What is needed: Retype the records that come next, word for word.

=-=-=

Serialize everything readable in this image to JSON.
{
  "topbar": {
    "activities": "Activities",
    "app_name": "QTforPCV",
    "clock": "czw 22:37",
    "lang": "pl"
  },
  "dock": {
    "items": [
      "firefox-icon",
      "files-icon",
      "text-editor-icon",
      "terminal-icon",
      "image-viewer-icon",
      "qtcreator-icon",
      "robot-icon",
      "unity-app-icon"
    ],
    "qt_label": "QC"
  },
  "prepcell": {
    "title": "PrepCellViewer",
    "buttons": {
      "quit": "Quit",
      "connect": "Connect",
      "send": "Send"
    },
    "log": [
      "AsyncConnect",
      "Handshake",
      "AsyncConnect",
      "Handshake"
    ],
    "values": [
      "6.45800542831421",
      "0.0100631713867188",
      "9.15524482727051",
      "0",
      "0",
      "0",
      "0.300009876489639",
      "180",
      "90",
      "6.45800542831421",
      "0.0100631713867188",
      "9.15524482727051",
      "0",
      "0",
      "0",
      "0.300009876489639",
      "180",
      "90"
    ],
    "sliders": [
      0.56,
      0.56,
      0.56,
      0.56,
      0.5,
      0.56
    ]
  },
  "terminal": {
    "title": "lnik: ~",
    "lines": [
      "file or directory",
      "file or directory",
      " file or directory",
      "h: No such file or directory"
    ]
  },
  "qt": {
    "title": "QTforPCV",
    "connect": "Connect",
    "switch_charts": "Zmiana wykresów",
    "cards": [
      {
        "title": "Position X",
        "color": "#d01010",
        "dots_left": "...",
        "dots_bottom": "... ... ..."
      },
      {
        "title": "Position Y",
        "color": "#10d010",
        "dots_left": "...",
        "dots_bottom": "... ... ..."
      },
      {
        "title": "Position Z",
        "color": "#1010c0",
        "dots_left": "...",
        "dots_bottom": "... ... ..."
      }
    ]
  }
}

=-=-=

Final result:
Serialize everything readable in this image to JSON.
{
  "topbar": {
    "activities": "Activities",
    "app_name": "QTforPCV",
    "clock": "czw 22:37",
    "lang": "pl"
  },
  "dock": {
    "items": [
      "firefox-icon",
      "files-icon",
      "text-editor-icon",
      "terminal-icon",
      "image-viewer-icon",
      "qtcreator-icon",
      "robot-icon",
      "unity-app-icon"
    ],
    "qt_label": "QC"
  },
  "prepcell": {
    "title": "PrepCellViewer",
    "buttons": {
      "quit": "Quit",
      "connect": "Connect",
      "send": "Send"
    },
    "log": [
      "AsyncConnect",
      "Handshake",
      "AsyncConnect",
      "Handshake"
    ],
    "values": [
      "6.45800542831421",
      "0.0100631713867188",
      "9.15524482727051",
      "0",
      "0",
      "0",
      "0.300009876489639",
      "180",
      "90",
      "6.45800542831421",
      "0.0100631713867188",
      "9.15524482727051",
      "0",
      "0",
      "0",
      "0.300009876489639",
      "180",
      "90"
    ],
    "sliders": [
      0.56,
      0.56,
      0.56,
      0.56,
      0.5,
      0.56
    ]
  },
  "terminal": {
    "title": "lnik: ~",
    "lines": [
      "file or directory",
      "file or directory",
      " file or directory",
      "h: No such file or directory"
    ]
  },
  "qt": {
    "title": "QTforPCV",
    "connect": "Connect",
    "switch_charts": "Zmiana wykresów",
    "cards": [
      {
        "title": "Position X",
        "color": "#d01010",
        "dots_left": "...",
        "dots_bottom": "... ... ..."
      },
      {
        "title": "Position Y",
        "color": "#10d010",
        "dots_left": "...",
        "dots_bottom": "... ... ..."
      },
      {
        "title": "Position Z",
        "color": "#1010c0",
        "dots_left": "...",
        "dots_bottom": "... ... ..."
      }
    ]
  }
}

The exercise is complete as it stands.